* Given exercise A *
Reproduce, unchanged, the listing lines that run from the line holding "staticText: 七天总时长 42" through the line holding "button[interactable]: 过去七天 [268,22,358,77]", both included.

◇ ◇ ◇ ◇

You can found the implementation of the Soundex algorithm Objective-C in this github gist , written by Darkseed.

PHP

PHP has already soundex as a built-in function that calculates the soundex key of a string.

Usage

soundex("PHP Server Language") == soundex("PHP Serber language"); // True as P100 == P100 

Python

Function

def get_soundex(name):
	"""Get the soundex code for the string"""
	name = name.upper()

	soundex = ""
	soundex += name[0]

	dictionary = {"BFPV": "1", "CGJKQSXZ":"2", "DT":"3", "L":"4", "MN":"5", "R":"6", "AEIOUHWY":"."}

	for char in name[1:]:
		for key in dictionary.keys():
			if char in key:
				code = dictionary[key]
				if code != soundex[-1]:
					soundex += code

	soundex = soundex.replace(".", "")
	soundex = soundex[:4].ljust(4, "0")

	return soundex

Usage

    list = ["Smith", "Smythe", "Robert", "Rupert", "Schultz", "Shultz"]

	print("NAME\t\tSOUNDEX")
	for name in list:
		print("%s\t\t%s" % (name, get_soundex(name)))

Library

If you prefer to use a library, you can use the fuzzy package (which uses C Extensions (via Pyrex) for speed).

Ruby

class String
 
  SoundexChars = 'BFPVCGJKQSXZDTLMNR'
  SoundexNums  = '111122222222334556'
  SoundexCharsEx = '^' + SoundexChars
  SoundexCharsDel = '^A-Z'
 
  # desc: http://en.wikipedia.org/wiki/Soundex
  def soundex(census = true)
    str = self.upcase.delete(SoundexCharsDel)
    str[0,1] + str[1..-1].delete(SoundexCharsEx).
                          tr_s(SoundexChars, SoundexNums)\
                          [0 .. (census ? 2 : -1)].
                          ljust(3, '0') rescue ''
  end
 
  def sounds_like(other)
    self.soundex == other.soundex
  end
end

Usage

%w(Soundex Sownteks Example Ekzampul foo bar).each_slice(2) do |word1, word2|
  [word1, word2].each {|word| puts '%-8s -> %s' % [word, word.soundex]}
 
  print "'#{word1}' "
  print word1.sounds_like(word2) ? "sounds" : "does not sound"
  print " like '#{word2}'\n"

◇ ◇ ◇ ◇

* Given exercise B *
Answer these questions about the text on Soundex implementations, one line each:
(i) Who wrote the Objective-C implementation in the github gist?
(ii) What does PHP provide for calculating the soundex key of a string?
(iii) Which package does the text suggest for readers who prefer a Python library?

◇ ◇ ◇ ◇

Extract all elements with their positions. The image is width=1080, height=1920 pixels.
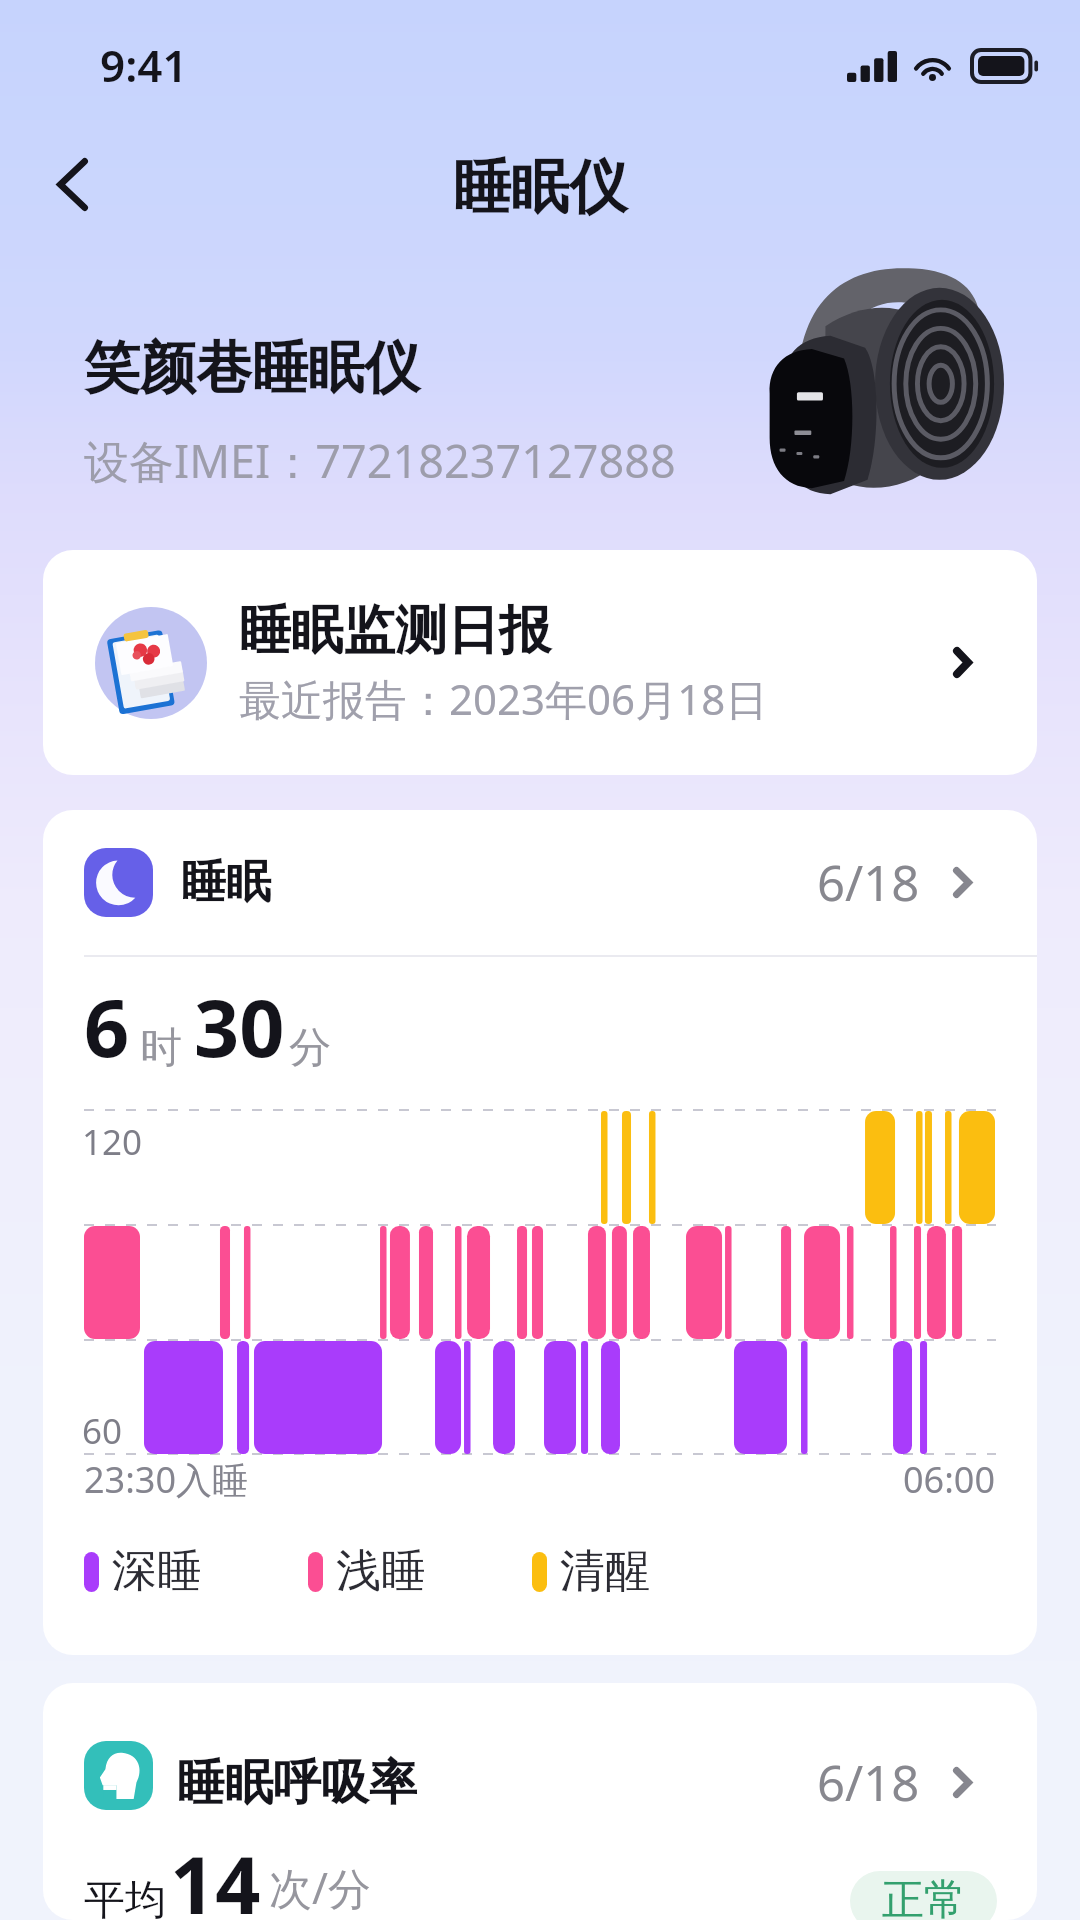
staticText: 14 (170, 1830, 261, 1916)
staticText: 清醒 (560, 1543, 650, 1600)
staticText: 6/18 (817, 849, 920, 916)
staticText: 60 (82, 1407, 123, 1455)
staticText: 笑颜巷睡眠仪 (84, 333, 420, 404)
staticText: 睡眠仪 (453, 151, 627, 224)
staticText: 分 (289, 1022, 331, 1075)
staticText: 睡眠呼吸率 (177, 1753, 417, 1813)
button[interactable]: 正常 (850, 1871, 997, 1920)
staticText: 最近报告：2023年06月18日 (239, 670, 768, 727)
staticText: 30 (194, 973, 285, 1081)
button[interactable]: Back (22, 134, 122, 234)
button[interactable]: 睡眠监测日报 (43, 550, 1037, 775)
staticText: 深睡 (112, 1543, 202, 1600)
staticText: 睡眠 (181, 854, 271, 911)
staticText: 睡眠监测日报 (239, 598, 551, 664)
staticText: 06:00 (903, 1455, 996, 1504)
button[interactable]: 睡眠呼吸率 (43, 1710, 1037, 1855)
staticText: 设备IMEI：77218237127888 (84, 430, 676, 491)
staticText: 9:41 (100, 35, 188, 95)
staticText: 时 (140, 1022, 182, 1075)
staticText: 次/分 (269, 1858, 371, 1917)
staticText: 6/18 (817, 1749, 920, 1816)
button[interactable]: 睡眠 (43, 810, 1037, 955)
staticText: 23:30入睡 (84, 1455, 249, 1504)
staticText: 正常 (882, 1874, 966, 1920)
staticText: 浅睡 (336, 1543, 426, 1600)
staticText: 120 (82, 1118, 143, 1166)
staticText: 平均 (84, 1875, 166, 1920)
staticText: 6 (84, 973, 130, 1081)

◇ ◇ ◇ ◇

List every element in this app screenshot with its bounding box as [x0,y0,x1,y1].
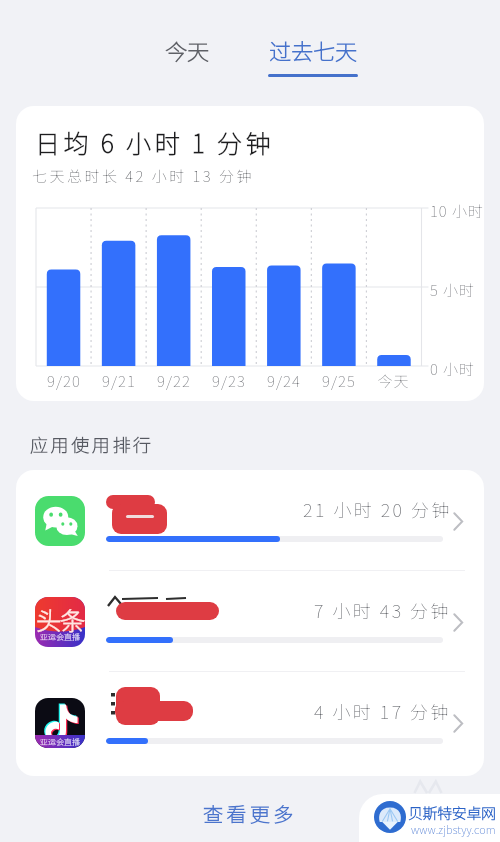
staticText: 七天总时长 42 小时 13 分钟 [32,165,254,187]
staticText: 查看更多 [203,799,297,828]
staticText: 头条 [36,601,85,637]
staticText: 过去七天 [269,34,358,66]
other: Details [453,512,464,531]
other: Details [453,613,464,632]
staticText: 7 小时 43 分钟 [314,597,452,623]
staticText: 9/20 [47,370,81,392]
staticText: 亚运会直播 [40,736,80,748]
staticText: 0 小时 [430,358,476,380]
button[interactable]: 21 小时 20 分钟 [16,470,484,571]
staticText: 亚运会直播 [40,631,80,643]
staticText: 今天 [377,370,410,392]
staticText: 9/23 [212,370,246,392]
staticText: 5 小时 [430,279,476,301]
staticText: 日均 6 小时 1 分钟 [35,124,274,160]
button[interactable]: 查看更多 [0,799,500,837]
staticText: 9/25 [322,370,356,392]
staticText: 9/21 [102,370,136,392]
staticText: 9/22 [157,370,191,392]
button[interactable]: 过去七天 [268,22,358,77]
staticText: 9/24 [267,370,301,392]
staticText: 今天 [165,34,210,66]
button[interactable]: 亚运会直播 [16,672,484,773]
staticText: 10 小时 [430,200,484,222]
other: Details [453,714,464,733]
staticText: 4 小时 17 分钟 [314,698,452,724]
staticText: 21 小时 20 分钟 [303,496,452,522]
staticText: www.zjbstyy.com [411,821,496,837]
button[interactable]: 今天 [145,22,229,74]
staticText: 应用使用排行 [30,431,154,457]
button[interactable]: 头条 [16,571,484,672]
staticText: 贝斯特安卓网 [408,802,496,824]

◇ ◇ ◇ ◇

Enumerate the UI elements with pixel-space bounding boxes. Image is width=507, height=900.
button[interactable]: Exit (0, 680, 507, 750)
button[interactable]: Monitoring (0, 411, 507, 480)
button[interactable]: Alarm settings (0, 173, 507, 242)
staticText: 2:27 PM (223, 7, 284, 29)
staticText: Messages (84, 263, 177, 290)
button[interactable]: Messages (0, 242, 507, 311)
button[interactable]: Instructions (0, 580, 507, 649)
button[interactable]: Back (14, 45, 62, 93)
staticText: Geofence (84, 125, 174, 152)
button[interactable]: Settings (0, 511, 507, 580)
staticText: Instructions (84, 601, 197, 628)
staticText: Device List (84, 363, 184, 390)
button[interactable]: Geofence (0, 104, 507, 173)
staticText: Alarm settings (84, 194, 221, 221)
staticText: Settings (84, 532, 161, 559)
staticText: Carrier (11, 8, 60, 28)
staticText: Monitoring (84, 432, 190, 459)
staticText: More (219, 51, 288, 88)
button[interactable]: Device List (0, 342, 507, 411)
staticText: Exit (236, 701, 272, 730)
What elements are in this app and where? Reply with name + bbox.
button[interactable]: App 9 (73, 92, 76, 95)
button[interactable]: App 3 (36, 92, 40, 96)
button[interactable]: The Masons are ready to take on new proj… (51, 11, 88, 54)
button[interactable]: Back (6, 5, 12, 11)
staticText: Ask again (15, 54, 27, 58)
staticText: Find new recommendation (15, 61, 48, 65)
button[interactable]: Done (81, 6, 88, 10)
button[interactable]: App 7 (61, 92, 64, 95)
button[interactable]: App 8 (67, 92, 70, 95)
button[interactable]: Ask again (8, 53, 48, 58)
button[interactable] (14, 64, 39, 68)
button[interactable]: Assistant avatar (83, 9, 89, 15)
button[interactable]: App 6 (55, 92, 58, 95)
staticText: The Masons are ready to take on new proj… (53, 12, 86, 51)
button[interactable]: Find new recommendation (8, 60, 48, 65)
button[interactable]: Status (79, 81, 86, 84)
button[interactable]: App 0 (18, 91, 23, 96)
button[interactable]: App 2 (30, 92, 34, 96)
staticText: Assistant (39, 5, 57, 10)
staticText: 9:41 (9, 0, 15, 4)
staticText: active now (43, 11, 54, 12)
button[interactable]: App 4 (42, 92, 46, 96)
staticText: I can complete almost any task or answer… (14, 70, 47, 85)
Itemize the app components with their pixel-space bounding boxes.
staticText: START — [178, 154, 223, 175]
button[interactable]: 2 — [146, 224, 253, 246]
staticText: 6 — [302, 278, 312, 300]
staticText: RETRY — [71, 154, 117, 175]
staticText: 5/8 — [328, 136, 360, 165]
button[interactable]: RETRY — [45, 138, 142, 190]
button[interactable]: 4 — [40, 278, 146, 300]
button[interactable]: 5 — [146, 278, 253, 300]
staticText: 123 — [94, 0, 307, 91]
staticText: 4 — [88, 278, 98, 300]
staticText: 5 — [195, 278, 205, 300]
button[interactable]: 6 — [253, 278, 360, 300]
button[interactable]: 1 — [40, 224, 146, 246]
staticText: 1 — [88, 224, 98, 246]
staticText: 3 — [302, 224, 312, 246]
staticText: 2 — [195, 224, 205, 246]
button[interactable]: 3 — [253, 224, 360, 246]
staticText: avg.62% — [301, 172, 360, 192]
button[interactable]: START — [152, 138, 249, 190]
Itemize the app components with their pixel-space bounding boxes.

◇ ◇ ◇ ◇

* Complete answer A *
staticText: 七天总时长 42 小时 13 分钟 [32,165,254,187]
staticText: 查看更多 [203,799,297,828]
staticText: 头条 [36,601,85,637]
staticText: 过去七天 [269,34,358,66]
other: Details [453,512,464,531]
other: Details [453,613,464,632]
staticText: 7 小时 43 分钟 [314,597,452,623]
staticText: 9/20 [47,370,81,392]
staticText: 亚运会直播 [40,736,80,748]
staticText: 0 小时 [430,358,476,380]
button[interactable]: 21 小时 20 分钟 [16,470,484,571]
staticText: 亚运会直播 [40,631,80,643]
staticText: 今天 [377,370,410,392]
staticText: 9/23 [212,370,246,392]
staticText: 5 小时 [430,279,476,301]
staticText: 日均 6 小时 1 分钟 [35,124,274,160]
button[interactable]: 查看更多 [0,799,500,837]
staticText: 9/25 [322,370,356,392]
staticText: 9/21 [102,370,136,392]
staticText: 9/22 [157,370,191,392]
button[interactable]: 过去七天 [268,22,358,77]

* Complete answer B *
(i) Darkseed
(ii) A built-in soundex function
(iii) The fuzzy package